Recorded data

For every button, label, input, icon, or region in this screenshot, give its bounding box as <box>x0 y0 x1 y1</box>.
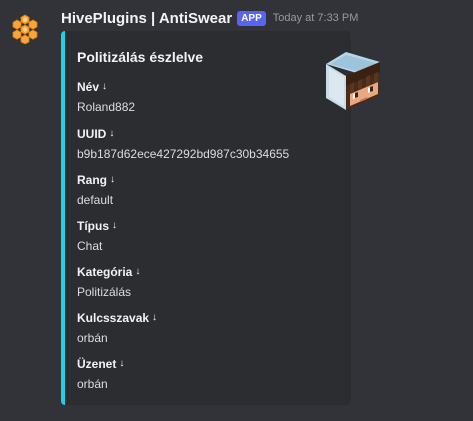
embed-field: Üzenet ↓ orbán <box>77 356 124 392</box>
embed-field-value: orbán <box>77 331 108 345</box>
embed-field: Típus ↓ Chat <box>77 218 117 254</box>
embed-field: Kategória ↓ Politizálás <box>77 264 140 300</box>
message-timestamp[interactable]: Today at 7:33 PM <box>273 12 359 24</box>
player-head-thumbnail[interactable] <box>320 48 386 114</box>
message-header: HivePlugins | AntiSwear APP Today at 7:3… <box>61 8 358 28</box>
embed-field-value: b9b187d62ece427292bd987c30b34655 <box>77 147 290 161</box>
embed-field-name: Üzenet ↓ <box>77 356 124 372</box>
embed-field-label: Típus <box>77 219 109 233</box>
embed-field-label: UUID <box>77 127 107 141</box>
embed-field-name: Típus ↓ <box>77 218 117 234</box>
embed-field-label: Rang <box>77 173 107 187</box>
arrow-down-icon: ↓ <box>135 266 141 277</box>
app-badge: APP <box>237 10 266 26</box>
bot-avatar[interactable] <box>9 12 41 45</box>
arrow-down-icon: ↓ <box>102 81 108 92</box>
embed-field-value: Politizálás <box>77 285 132 299</box>
embed-field: Rang ↓ default <box>77 172 115 208</box>
embed-field-value: default <box>77 193 114 207</box>
embed-field-value: Roland882 <box>77 100 136 114</box>
arrow-down-icon: ↓ <box>119 358 125 369</box>
arrow-down-icon: ↓ <box>110 174 115 185</box>
embed-title: Politizálás észlelve <box>77 49 204 65</box>
embed-field-name: Kulcsszavak ↓ <box>77 310 157 326</box>
arrow-down-icon: ↓ <box>152 312 158 323</box>
chat-message: HivePlugins | AntiSwear APP Today at 7:3… <box>0 0 473 421</box>
embed-field-label: Név <box>77 80 100 94</box>
embed-field: UUID ↓ b9b187d62ece427292bd987c30b34655 <box>77 126 289 162</box>
embed-field-label: Üzenet <box>77 357 117 371</box>
arrow-down-icon: ↓ <box>109 128 115 139</box>
embed-field-name: Név ↓ <box>77 79 135 95</box>
arrow-down-icon: ↓ <box>112 220 117 231</box>
embed-field-name: Rang ↓ <box>77 172 115 188</box>
minecraft-head-icon <box>326 52 380 110</box>
honeycomb-icon <box>12 14 38 45</box>
embed-card: Politizálás észlelve Név ↓ Roland882 UUI… <box>61 31 380 405</box>
embed-field-name: UUID ↓ <box>77 126 289 142</box>
embed-field-value: Chat <box>77 239 103 253</box>
embed-field-value: orbán <box>77 377 108 391</box>
bot-username[interactable]: HivePlugins | AntiSwear <box>61 10 232 27</box>
embed-field-label: Kulcsszavak <box>77 311 150 325</box>
embed-field: Név ↓ Roland882 <box>77 79 135 115</box>
embed-field: Kulcsszavak ↓ orbán <box>77 310 157 346</box>
embed-field-name: Kategória ↓ <box>77 264 140 280</box>
embed-field-label: Kategória <box>77 265 133 279</box>
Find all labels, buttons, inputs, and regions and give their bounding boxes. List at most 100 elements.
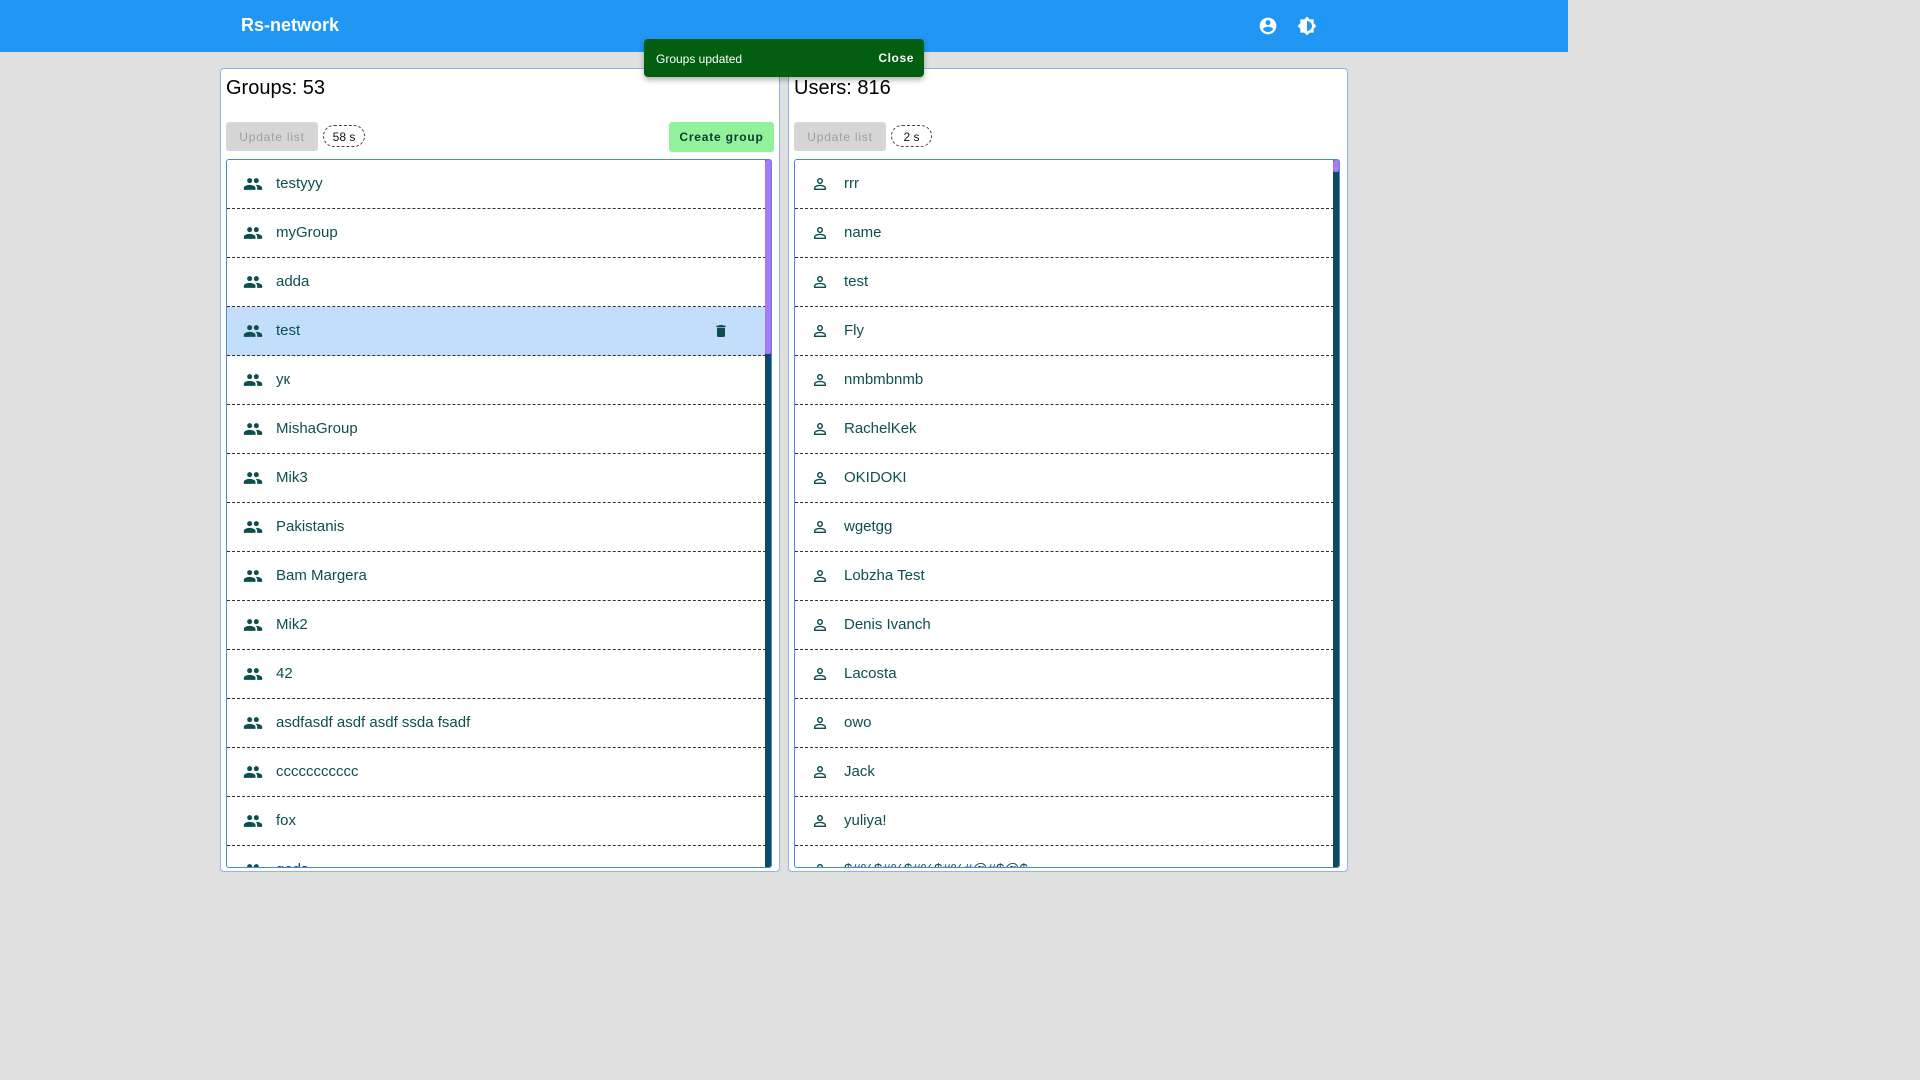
groups-list-item-label: ук [276, 371, 291, 388]
person-icon [811, 175, 831, 193]
users-list-item-label: wgetgg [844, 518, 893, 535]
users-panel: Users: 816 Update list 2 s rrr name test Fl… [788, 68, 1348, 872]
groups-list-item[interactable]: test [227, 307, 771, 356]
users-list-item-label: Jack [844, 763, 875, 780]
group-icon [243, 420, 263, 438]
users-list-item-label: RachelKek [844, 420, 917, 437]
users-list-item-label: owo [844, 714, 872, 731]
person-icon [811, 224, 831, 242]
groups-list-item[interactable]: Pakistanis [227, 503, 771, 552]
groups-scrollbar-thumb[interactable] [765, 160, 771, 354]
person-icon [811, 665, 831, 683]
groups-list-item[interactable]: asdfasdf asdf asdf ssda fsadf [227, 699, 771, 748]
users-list[interactable]: rrr name test Fly nmbmbnmb RachelKek OKIDOKI wg… [794, 159, 1340, 868]
snackbar: Groups updated Close [644, 39, 924, 77]
groups-list-item[interactable]: adda [227, 258, 771, 307]
groups-list-item-label: test [276, 322, 301, 339]
users-list-item-label: $#%$#%$#%$#%#@#$@$ [844, 861, 1028, 867]
groups-panel: Groups: 53 Update list 58 s Create group… [220, 68, 780, 872]
person-icon [811, 861, 831, 867]
group-icon [243, 518, 263, 536]
app-title[interactable]: Rs-network [241, 15, 339, 36]
users-list-item[interactable]: Lobzha Test [795, 552, 1339, 601]
groups-update-button[interactable]: Update list [226, 122, 318, 151]
groups-list-item-label: myGroup [276, 224, 338, 241]
person-icon [811, 273, 831, 291]
groups-list-item[interactable]: ук [227, 356, 771, 405]
users-list-item[interactable]: nmbmbnmb [795, 356, 1339, 405]
person-icon [811, 518, 831, 536]
groups-list-item[interactable]: Mik2 [227, 601, 771, 650]
person-icon [811, 469, 831, 487]
users-update-button[interactable]: Update list [794, 122, 886, 151]
groups-list-item-label: adda [276, 273, 310, 290]
account-circle-icon[interactable] [1258, 16, 1278, 36]
users-list-item[interactable]: Jack [795, 748, 1339, 797]
groups-list-item[interactable]: fox [227, 797, 771, 846]
users-list-item[interactable]: owo [795, 699, 1339, 748]
users-list-item[interactable]: test [795, 258, 1339, 307]
group-icon [243, 567, 263, 585]
groups-list-item[interactable]: ccccccccccc [227, 748, 771, 797]
users-list-item-label: rrr [844, 175, 859, 192]
groups-list-item[interactable]: Bam Margera [227, 552, 771, 601]
person-icon [811, 812, 831, 830]
users-list-item-label: OKIDOKI [844, 469, 907, 486]
person-icon [811, 763, 831, 781]
users-list-item-label: Denis Ivanch [844, 616, 931, 633]
groups-list-item-label: fox [276, 812, 297, 829]
users-list-item-label: test [844, 273, 869, 290]
groups-list-item[interactable]: Mik3 [227, 454, 771, 503]
person-icon [811, 322, 831, 340]
users-list-item[interactable]: Lacosta [795, 650, 1339, 699]
group-icon [243, 861, 263, 867]
users-list-item-label: Lobzha Test [844, 567, 925, 584]
groups-list[interactable]: testyyy myGroup adda test ук MishaGroup Mik3 Pa… [226, 159, 772, 868]
groups-list-item[interactable]: MishaGroup [227, 405, 771, 454]
groups-title: Groups: 53 [226, 77, 325, 99]
users-list-item-label: Fly [844, 322, 864, 339]
groups-timer-badge: 58 s [323, 125, 365, 147]
users-list-item[interactable]: name [795, 209, 1339, 258]
group-icon [243, 616, 263, 634]
users-list-item[interactable]: RachelKek [795, 405, 1339, 454]
person-icon [811, 420, 831, 438]
group-icon [243, 714, 263, 732]
users-scrollbar-track[interactable] [1333, 160, 1339, 867]
users-list-item[interactable]: wgetgg [795, 503, 1339, 552]
group-icon [243, 322, 263, 340]
groups-list-item-label: Bam Margera [276, 567, 367, 584]
group-icon [243, 224, 263, 242]
person-icon [811, 567, 831, 585]
groups-list-item-label: MishaGroup [276, 420, 358, 437]
groups-list-item[interactable]: myGroup [227, 209, 771, 258]
group-icon [243, 175, 263, 193]
groups-list-item-label: testyyy [276, 175, 323, 192]
users-list-item[interactable]: $#%$#%$#%$#%#@#$@$ [795, 846, 1339, 867]
groups-list-item[interactable]: gods [227, 846, 771, 867]
users-list-item[interactable]: OKIDOKI [795, 454, 1339, 503]
users-list-item-label: yuliya! [844, 812, 887, 829]
users-list-item[interactable]: rrr [795, 160, 1339, 209]
snackbar-message: Groups updated [656, 52, 743, 66]
person-icon [811, 371, 831, 389]
create-group-button[interactable]: Create group [669, 122, 774, 152]
delete-icon[interactable] [713, 322, 729, 340]
users-list-item-label: nmbmbnmb [844, 371, 924, 388]
users-list-item[interactable]: Fly [795, 307, 1339, 356]
users-scrollbar-thumb[interactable] [1333, 160, 1339, 172]
group-icon [243, 665, 263, 683]
groups-list-item-label: Mik3 [276, 469, 308, 486]
group-icon [243, 273, 263, 291]
groups-list-item-label: ccccccccccc [276, 763, 359, 780]
group-icon [243, 763, 263, 781]
groups-list-item[interactable]: 42 [227, 650, 771, 699]
users-list-item[interactable]: yuliya! [795, 797, 1339, 846]
users-list-item-label: Lacosta [844, 665, 897, 682]
users-list-item-label: name [844, 224, 882, 241]
users-list-item[interactable]: Denis Ivanch [795, 601, 1339, 650]
snackbar-close-button[interactable]: Close [878, 51, 914, 65]
brightness-icon[interactable] [1297, 16, 1317, 36]
users-timer-badge: 2 s [891, 125, 932, 147]
groups-list-item[interactable]: testyyy [227, 160, 771, 209]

◆ **YOUR TASK**
Report every line in the items above that contains the word "value", copying each one in full.

◆ **EXPECTED ANSWER**
embed-field-value: orbán <box>77 331 108 345</box>
embed-field-value: b9b187d62ece427292bd987c30b34655 <box>77 147 290 161</box>
embed-field-value: Politizálás <box>77 285 132 299</box>
embed-field-value: default <box>77 193 114 207</box>
embed-field-value: Roland882 <box>77 100 136 114</box>
embed-field-value: Chat <box>77 239 103 253</box>
embed-field-value: orbán <box>77 377 108 391</box>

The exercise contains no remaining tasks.